** Start of DATA EXCERPTS **

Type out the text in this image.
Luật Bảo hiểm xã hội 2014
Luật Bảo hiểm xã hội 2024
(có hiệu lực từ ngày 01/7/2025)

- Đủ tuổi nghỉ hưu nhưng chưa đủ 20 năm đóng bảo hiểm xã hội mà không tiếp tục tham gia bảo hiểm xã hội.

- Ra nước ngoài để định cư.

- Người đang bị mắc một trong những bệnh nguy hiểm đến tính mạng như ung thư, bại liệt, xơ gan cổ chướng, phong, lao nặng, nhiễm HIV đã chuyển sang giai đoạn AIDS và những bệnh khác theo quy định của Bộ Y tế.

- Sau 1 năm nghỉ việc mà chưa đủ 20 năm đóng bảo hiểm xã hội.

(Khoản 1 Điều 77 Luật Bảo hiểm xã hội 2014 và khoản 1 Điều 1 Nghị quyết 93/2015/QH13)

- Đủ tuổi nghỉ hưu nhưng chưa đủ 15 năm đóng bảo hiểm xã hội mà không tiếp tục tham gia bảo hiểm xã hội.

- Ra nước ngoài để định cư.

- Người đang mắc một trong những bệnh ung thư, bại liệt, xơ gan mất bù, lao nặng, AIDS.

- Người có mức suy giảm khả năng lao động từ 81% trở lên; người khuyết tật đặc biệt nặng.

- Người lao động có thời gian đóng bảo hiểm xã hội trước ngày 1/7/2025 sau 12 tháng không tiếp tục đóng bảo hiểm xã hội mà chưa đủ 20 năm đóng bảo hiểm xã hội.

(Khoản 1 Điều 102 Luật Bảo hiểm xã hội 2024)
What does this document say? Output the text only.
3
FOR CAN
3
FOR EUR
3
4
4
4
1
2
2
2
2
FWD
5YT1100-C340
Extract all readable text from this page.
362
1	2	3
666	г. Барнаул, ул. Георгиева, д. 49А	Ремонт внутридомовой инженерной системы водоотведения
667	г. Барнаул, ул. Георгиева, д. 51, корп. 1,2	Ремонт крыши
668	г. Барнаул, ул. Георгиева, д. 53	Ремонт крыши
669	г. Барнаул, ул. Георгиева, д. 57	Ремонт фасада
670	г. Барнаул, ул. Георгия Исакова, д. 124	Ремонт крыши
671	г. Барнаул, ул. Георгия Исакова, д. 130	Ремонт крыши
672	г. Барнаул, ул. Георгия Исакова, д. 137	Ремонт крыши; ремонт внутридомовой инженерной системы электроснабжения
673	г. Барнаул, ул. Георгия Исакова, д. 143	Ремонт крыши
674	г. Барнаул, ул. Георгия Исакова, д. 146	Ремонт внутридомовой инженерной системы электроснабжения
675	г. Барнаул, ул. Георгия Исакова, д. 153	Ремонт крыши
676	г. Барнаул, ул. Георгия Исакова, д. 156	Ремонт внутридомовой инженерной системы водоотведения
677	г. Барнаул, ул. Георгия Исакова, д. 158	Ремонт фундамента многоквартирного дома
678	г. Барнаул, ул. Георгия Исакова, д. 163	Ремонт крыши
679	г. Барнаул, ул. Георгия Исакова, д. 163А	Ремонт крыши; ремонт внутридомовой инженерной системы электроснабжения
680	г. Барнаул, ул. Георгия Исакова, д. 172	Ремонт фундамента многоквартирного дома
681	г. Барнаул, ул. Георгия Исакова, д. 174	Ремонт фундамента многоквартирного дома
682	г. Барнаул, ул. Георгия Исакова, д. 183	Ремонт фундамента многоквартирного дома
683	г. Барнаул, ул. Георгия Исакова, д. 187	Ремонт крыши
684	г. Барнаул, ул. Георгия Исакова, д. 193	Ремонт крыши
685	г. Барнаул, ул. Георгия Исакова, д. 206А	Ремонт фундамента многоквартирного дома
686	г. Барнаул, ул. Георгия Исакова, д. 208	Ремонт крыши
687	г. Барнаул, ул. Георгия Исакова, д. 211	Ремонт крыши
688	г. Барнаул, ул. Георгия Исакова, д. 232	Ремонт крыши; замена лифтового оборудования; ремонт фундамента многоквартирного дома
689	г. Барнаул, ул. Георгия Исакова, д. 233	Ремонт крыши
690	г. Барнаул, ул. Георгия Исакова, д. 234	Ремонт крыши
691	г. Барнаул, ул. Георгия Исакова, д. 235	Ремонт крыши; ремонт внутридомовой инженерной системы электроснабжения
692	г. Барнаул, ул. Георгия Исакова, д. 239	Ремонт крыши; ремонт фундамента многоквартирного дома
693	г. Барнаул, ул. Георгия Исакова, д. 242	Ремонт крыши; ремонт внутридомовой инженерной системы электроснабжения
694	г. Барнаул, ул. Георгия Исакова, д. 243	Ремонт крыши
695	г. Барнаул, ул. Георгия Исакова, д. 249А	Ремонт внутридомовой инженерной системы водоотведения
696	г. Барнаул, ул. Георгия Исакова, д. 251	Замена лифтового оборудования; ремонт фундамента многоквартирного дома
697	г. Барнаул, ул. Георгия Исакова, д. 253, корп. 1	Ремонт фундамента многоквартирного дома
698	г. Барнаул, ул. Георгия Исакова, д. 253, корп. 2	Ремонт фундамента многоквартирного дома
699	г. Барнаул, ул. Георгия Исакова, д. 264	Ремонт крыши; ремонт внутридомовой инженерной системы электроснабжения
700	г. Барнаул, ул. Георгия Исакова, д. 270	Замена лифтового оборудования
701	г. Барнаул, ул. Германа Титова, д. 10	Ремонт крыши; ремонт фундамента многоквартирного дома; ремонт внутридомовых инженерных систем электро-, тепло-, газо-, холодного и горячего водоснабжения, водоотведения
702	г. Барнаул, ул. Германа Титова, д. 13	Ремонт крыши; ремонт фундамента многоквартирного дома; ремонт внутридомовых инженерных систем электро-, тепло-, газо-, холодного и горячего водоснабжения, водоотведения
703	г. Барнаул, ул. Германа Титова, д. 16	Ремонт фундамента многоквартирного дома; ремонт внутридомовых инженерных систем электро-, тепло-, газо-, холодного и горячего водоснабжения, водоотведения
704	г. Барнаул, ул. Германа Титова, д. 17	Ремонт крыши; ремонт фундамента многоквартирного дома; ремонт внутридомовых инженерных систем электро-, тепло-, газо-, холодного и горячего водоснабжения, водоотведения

** End of DATA EXCERPTS **

(GIVEN PROBLEM) Copy every line of the records word for word.

(ANSWER TO THIS EXERCISE)
Type out the text in this image.
Luật Bảo hiểm xã hội 2014
Luật Bảo hiểm xã hội 2024
(có hiệu lực từ ngày 01/7/2025)

- Đủ tuổi nghỉ hưu nhưng chưa đủ 20 năm đóng bảo hiểm xã hội mà không tiếp tục tham gia bảo hiểm xã hội.

- Ra nước ngoài để định cư.

- Người đang bị mắc một trong những bệnh nguy hiểm đến tính mạng như ung thư, bại liệt, xơ gan cổ chướng, phong, lao nặng, nhiễm HIV đã chuyển sang giai đoạn AIDS và những bệnh khác theo quy định của Bộ Y tế.

- Sau 1 năm nghỉ việc mà chưa đủ 20 năm đóng bảo hiểm xã hội.

(Khoản 1 Điều 77 Luật Bảo hiểm xã hội 2014 và khoản 1 Điều 1 Nghị quyết 93/2015/QH13)

- Đủ tuổi nghỉ hưu nhưng chưa đủ 15 năm đóng bảo hiểm xã hội mà không tiếp tục tham gia bảo hiểm xã hội.

- Ra nước ngoài để định cư.

- Người đang mắc một trong những bệnh ung thư, bại liệt, xơ gan mất bù, lao nặng, AIDS.

- Người có mức suy giảm khả năng lao động từ 81% trở lên; người khuyết tật đặc biệt nặng.

- Người lao động có thời gian đóng bảo hiểm xã hội trước ngày 1/7/2025 sau 12 tháng không tiếp tục đóng bảo hiểm xã hội mà chưa đủ 20 năm đóng bảo hiểm xã hội.

(Khoản 1 Điều 102 Luật Bảo hiểm xã hội 2024)
What does this document say? Output the text only.
3
FOR CAN
3
FOR EUR
3
4
4
4
1
2
2
2
2
FWD
5YT1100-C340
Extract all readable text from this page.
362
1	2	3
666	г. Барнаул, ул. Георгиева, д. 49А	Ремонт внутридомовой инженерной системы водоотведения
667	г. Барнаул, ул. Георгиева, д. 51, корп. 1,2	Ремонт крыши
668	г. Барнаул, ул. Георгиева, д. 53	Ремонт крыши
669	г. Барнаул, ул. Георгиева, д. 57	Ремонт фасада
670	г. Барнаул, ул. Георгия Исакова, д. 124	Ремонт крыши
671	г. Барнаул, ул. Георгия Исакова, д. 130	Ремонт крыши
672	г. Барнаул, ул. Георгия Исакова, д. 137	Ремонт крыши; ремонт внутридомовой инженерной системы электроснабжения
673	г. Барнаул, ул. Георгия Исакова, д. 143	Ремонт крыши
674	г. Барнаул, ул. Георгия Исакова, д. 146	Ремонт внутридомовой инженерной системы электроснабжения
675	г. Барнаул, ул. Георгия Исакова, д. 153	Ремонт крыши
676	г. Барнаул, ул. Георгия Исакова, д. 156	Ремонт внутридомовой инженерной системы водоотведения
677	г. Барнаул, ул. Георгия Исакова, д. 158	Ремонт фундамента многоквартирного дома
678	г. Барнаул, ул. Георгия Исакова, д. 163	Ремонт крыши
679	г. Барнаул, ул. Георгия Исакова, д. 163А	Ремонт крыши; ремонт внутридомовой инженерной системы электроснабжения
680	г. Барнаул, ул. Георгия Исакова, д. 172	Ремонт фундамента многоквартирного дома
681	г. Барнаул, ул. Георгия Исакова, д. 174	Ремонт фундамента многоквартирного дома
682	г. Барнаул, ул. Георгия Исакова, д. 183	Ремонт фундамента многоквартирного дома
683	г. Барнаул, ул. Георгия Исакова, д. 187	Ремонт крыши
684	г. Барнаул, ул. Георгия Исакова, д. 193	Ремонт крыши
685	г. Барнаул, ул. Георгия Исакова, д. 206А	Ремонт фундамента многоквартирного дома
686	г. Барнаул, ул. Георгия Исакова, д. 208	Ремонт крыши
687	г. Барнаул, ул. Георгия Исакова, д. 211	Ремонт крыши
688	г. Барнаул, ул. Георгия Исакова, д. 232	Ремонт крыши; замена лифтового оборудования; ремонт фундамента многоквартирного дома
689	г. Барнаул, ул. Георгия Исакова, д. 233	Ремонт крыши
690	г. Барнаул, ул. Георгия Исакова, д. 234	Ремонт крыши
691	г. Барнаул, ул. Георгия Исакова, д. 235	Ремонт крыши; ремонт внутридомовой инженерной системы электроснабжения
692	г. Барнаул, ул. Георгия Исакова, д. 239	Ремонт крыши; ремонт фундамента многоквартирного дома
693	г. Барнаул, ул. Георгия Исакова, д. 242	Ремонт крыши; ремонт внутридомовой инженерной системы электроснабжения
694	г. Барнаул, ул. Георгия Исакова, д. 243	Ремонт крыши
695	г. Барнаул, ул. Георгия Исакова, д. 249А	Ремонт внутридомовой инженерной системы водоотведения
696	г. Барнаул, ул. Георгия Исакова, д. 251	Замена лифтового оборудования; ремонт фундамента многоквартирного дома
697	г. Барнаул, ул. Георгия Исакова, д. 253, корп. 1	Ремонт фундамента многоквартирного дома
698	г. Барнаул, ул. Георгия Исакова, д. 253, корп. 2	Ремонт фундамента многоквартирного дома
699	г. Барнаул, ул. Георгия Исакова, д. 264	Ремонт крыши; ремонт внутридомовой инженерной системы электроснабжения
700	г. Барнаул, ул. Георгия Исакова, д. 270	Замена лифтового оборудования
701	г. Барнаул, ул. Германа Титова, д. 10	Ремонт крыши; ремонт фундамента многоквартирного дома; ремонт внутридомовых инженерных систем электро-, тепло-, газо-, холодного и горячего водоснабжения, водоотведения
702	г. Барнаул, ул. Германа Титова, д. 13	Ремонт крыши; ремонт фундамента многоквартирного дома; ремонт внутридомовых инженерных систем электро-, тепло-, газо-, холодного и горячего водоснабжения, водоотведения
703	г. Барнаул, ул. Германа Титова, д. 16	Ремонт фундамента многоквартирного дома; ремонт внутридомовых инженерных систем электро-, тепло-, газо-, холодного и горячего водоснабжения, водоотведения
704	г. Барнаул, ул. Германа Титова, д. 17	Ремонт крыши; ремонт фундамента многоквартирного дома; ремонт внутридомовых инженерных систем электро-, тепло-, газо-, холодного и горячего водоснабжения, водоотведения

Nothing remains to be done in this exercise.